### Set problem
Emit the entire listing verbatim.

### Input for this task

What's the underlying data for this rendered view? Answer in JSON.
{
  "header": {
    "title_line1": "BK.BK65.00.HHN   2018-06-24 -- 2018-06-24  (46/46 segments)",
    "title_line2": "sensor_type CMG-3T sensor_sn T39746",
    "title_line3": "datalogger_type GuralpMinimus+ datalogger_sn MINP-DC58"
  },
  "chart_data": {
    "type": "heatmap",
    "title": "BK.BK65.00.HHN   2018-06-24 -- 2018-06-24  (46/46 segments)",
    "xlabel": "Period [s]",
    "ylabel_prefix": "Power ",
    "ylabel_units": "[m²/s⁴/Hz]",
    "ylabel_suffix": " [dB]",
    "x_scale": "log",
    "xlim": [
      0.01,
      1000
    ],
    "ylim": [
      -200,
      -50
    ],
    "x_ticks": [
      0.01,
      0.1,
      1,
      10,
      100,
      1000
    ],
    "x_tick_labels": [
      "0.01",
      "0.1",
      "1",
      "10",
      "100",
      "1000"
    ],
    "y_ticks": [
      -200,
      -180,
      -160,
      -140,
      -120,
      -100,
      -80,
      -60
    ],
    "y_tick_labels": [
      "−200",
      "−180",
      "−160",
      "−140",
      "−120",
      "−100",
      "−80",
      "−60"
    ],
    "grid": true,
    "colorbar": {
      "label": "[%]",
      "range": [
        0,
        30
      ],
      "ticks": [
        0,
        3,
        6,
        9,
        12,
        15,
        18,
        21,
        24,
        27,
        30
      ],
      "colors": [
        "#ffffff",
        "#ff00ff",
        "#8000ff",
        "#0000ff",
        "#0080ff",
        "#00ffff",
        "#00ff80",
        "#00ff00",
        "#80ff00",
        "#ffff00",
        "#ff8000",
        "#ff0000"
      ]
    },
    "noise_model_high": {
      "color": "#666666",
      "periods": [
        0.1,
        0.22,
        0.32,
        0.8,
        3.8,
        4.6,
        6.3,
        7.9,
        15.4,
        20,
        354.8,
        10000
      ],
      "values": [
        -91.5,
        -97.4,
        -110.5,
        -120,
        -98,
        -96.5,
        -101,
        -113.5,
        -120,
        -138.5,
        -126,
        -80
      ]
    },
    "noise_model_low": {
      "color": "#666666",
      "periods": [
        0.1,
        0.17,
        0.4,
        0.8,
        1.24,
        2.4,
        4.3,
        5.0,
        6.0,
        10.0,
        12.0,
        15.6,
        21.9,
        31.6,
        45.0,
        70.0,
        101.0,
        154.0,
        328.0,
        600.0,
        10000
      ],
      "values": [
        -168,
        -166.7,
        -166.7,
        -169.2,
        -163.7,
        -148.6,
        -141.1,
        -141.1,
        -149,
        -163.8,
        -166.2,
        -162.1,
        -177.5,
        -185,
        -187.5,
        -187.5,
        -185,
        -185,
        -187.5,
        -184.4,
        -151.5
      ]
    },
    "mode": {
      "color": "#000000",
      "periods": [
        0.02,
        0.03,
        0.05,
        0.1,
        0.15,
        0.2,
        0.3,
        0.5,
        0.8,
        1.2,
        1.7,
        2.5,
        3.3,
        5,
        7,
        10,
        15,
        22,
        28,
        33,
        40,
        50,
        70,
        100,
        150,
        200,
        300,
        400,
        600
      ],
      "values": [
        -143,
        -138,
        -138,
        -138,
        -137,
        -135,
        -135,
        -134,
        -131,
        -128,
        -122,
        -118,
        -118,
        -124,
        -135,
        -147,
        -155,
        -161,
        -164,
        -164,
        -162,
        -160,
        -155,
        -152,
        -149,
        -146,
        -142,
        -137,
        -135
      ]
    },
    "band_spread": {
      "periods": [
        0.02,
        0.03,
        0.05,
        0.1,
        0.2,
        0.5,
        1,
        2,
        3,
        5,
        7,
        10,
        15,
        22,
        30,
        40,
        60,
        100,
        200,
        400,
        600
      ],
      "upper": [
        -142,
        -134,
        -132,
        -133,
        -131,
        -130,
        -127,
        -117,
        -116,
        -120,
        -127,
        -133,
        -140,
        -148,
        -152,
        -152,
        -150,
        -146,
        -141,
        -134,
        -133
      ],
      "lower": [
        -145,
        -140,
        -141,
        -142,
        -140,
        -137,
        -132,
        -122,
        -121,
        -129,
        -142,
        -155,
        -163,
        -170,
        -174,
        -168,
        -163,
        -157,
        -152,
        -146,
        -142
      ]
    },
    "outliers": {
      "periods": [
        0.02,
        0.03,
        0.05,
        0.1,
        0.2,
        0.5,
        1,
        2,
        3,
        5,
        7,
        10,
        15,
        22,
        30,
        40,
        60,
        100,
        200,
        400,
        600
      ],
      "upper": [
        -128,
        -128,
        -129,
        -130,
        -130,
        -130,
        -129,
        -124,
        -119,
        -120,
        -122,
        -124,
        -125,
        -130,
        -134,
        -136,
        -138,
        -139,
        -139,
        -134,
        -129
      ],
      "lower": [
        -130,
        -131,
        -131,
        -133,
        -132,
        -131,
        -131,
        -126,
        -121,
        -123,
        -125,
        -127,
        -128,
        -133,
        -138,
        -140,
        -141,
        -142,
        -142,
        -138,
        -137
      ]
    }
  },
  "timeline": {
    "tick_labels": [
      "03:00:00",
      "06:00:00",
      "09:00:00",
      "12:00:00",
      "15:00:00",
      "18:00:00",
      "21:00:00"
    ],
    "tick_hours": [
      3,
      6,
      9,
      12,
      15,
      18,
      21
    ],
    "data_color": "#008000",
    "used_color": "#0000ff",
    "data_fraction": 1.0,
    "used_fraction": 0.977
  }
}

### Exercise response
What's the underlying data for this rendered view? Answer in JSON.
{
  "header": {
    "title_line1": "BK.BK65.00.HHN   2018-06-24 -- 2018-06-24  (46/46 segments)",
    "title_line2": "sensor_type CMG-3T sensor_sn T39746",
    "title_line3": "datalogger_type GuralpMinimus+ datalogger_sn MINP-DC58"
  },
  "chart_data": {
    "type": "heatmap",
    "title": "BK.BK65.00.HHN   2018-06-24 -- 2018-06-24  (46/46 segments)",
    "xlabel": "Period [s]",
    "ylabel_prefix": "Power ",
    "ylabel_units": "[m²/s⁴/Hz]",
    "ylabel_suffix": " [dB]",
    "x_scale": "log",
    "xlim": [
      0.01,
      1000
    ],
    "ylim": [
      -200,
      -50
    ],
    "x_ticks": [
      0.01,
      0.1,
      1,
      10,
      100,
      1000
    ],
    "x_tick_labels": [
      "0.01",
      "0.1",
      "1",
      "10",
      "100",
      "1000"
    ],
    "y_ticks": [
      -200,
      -180,
      -160,
      -140,
      -120,
      -100,
      -80,
      -60
    ],
    "y_tick_labels": [
      "−200",
      "−180",
      "−160",
      "−140",
      "−120",
      "−100",
      "−80",
      "−60"
    ],
    "grid": true,
    "colorbar": {
      "label": "[%]",
      "range": [
        0,
        30
      ],
      "ticks": [
        0,
        3,
        6,
        9,
        12,
        15,
        18,
        21,
        24,
        27,
        30
      ],
      "colors": [
        "#ffffff",
        "#ff00ff",
        "#8000ff",
        "#0000ff",
        "#0080ff",
        "#00ffff",
        "#00ff80",
        "#00ff00",
        "#80ff00",
        "#ffff00",
        "#ff8000",
        "#ff0000"
      ]
    },
    "noise_model_high": {
      "color": "#666666",
      "periods": [
        0.1,
        0.22,
        0.32,
        0.8,
        3.8,
        4.6,
        6.3,
        7.9,
        15.4,
        20,
        354.8,
        10000
      ],
      "values": [
        -91.5,
        -97.4,
        -110.5,
        -120,
        -98,
        -96.5,
        -101,
        -113.5,
        -120,
        -138.5,
        -126,
        -80
      ]
    },
    "noise_model_low": {
      "color": "#666666",
      "periods": [
        0.1,
        0.17,
        0.4,
        0.8,
        1.24,
        2.4,
        4.3,
        5.0,
        6.0,
        10.0,
        12.0,
        15.6,
        21.9,
        31.6,
        45.0,
        70.0,
        101.0,
        154.0,
        328.0,
        600.0,
        10000
      ],
      "values": [
        -168,
        -166.7,
        -166.7,
        -169.2,
        -163.7,
        -148.6,
        -141.1,
        -141.1,
        -149,
        -163.8,
        -166.2,
        -162.1,
        -177.5,
        -185,
        -187.5,
        -187.5,
        -185,
        -185,
        -187.5,
        -184.4,
        -151.5
      ]
    },
    "mode": {
      "color": "#000000",
      "periods": [
        0.02,
        0.03,
        0.05,
        0.1,
        0.15,
        0.2,
        0.3,
        0.5,
        0.8,
        1.2,
        1.7,
        2.5,
        3.3,
        5,
        7,
        10,
        15,
        22,
        28,
        33,
        40,
        50,
        70,
        100,
        150,
        200,
        300,
        400,
        600
      ],
      "values": [
        -143,
        -138,
        -138,
        -138,
        -137,
        -135,
        -135,
        -134,
        -131,
        -128,
        -122,
        -118,
        -118,
        -124,
        -135,
        -147,
        -155,
        -161,
        -164,
        -164,
        -162,
        -160,
        -155,
        -152,
        -149,
        -146,
        -142,
        -137,
        -135
      ]
    },
    "band_spread": {
      "periods": [
        0.02,
        0.03,
        0.05,
        0.1,
        0.2,
        0.5,
        1,
        2,
        3,
        5,
        7,
        10,
        15,
        22,
        30,
        40,
        60,
        100,
        200,
        400,
        600
      ],
      "upper": [
        -142,
        -134,
        -132,
        -133,
        -131,
        -130,
        -127,
        -117,
        -116,
        -120,
        -127,
        -133,
        -140,
        -148,
        -152,
        -152,
        -150,
        -146,
        -141,
        -134,
        -133
      ],
      "lower": [
        -145,
        -140,
        -141,
        -142,
        -140,
        -137,
        -132,
        -122,
        -121,
        -129,
        -142,
        -155,
        -163,
        -170,
        -174,
        -168,
        -163,
        -157,
        -152,
        -146,
        -142
      ]
    },
    "outliers": {
      "periods": [
        0.02,
        0.03,
        0.05,
        0.1,
        0.2,
        0.5,
        1,
        2,
        3,
        5,
        7,
        10,
        15,
        22,
        30,
        40,
        60,
        100,
        200,
        400,
        600
      ],
      "upper": [
        -128,
        -128,
        -129,
        -130,
        -130,
        -130,
        -129,
        -124,
        -119,
        -120,
        -122,
        -124,
        -125,
        -130,
        -134,
        -136,
        -138,
        -139,
        -139,
        -134,
        -129
      ],
      "lower": [
        -130,
        -131,
        -131,
        -133,
        -132,
        -131,
        -131,
        -126,
        -121,
        -123,
        -125,
        -127,
        -128,
        -133,
        -138,
        -140,
        -141,
        -142,
        -142,
        -138,
        -137
      ]
    }
  },
  "timeline": {
    "tick_labels": [
      "03:00:00",
      "06:00:00",
      "09:00:00",
      "12:00:00",
      "15:00:00",
      "18:00:00",
      "21:00:00"
    ],
    "tick_hours": [
      3,
      6,
      9,
      12,
      15,
      18,
      21
    ],
    "data_color": "#008000",
    "used_color": "#0000ff",
    "data_fraction": 1.0,
    "used_fraction": 0.977
  }
}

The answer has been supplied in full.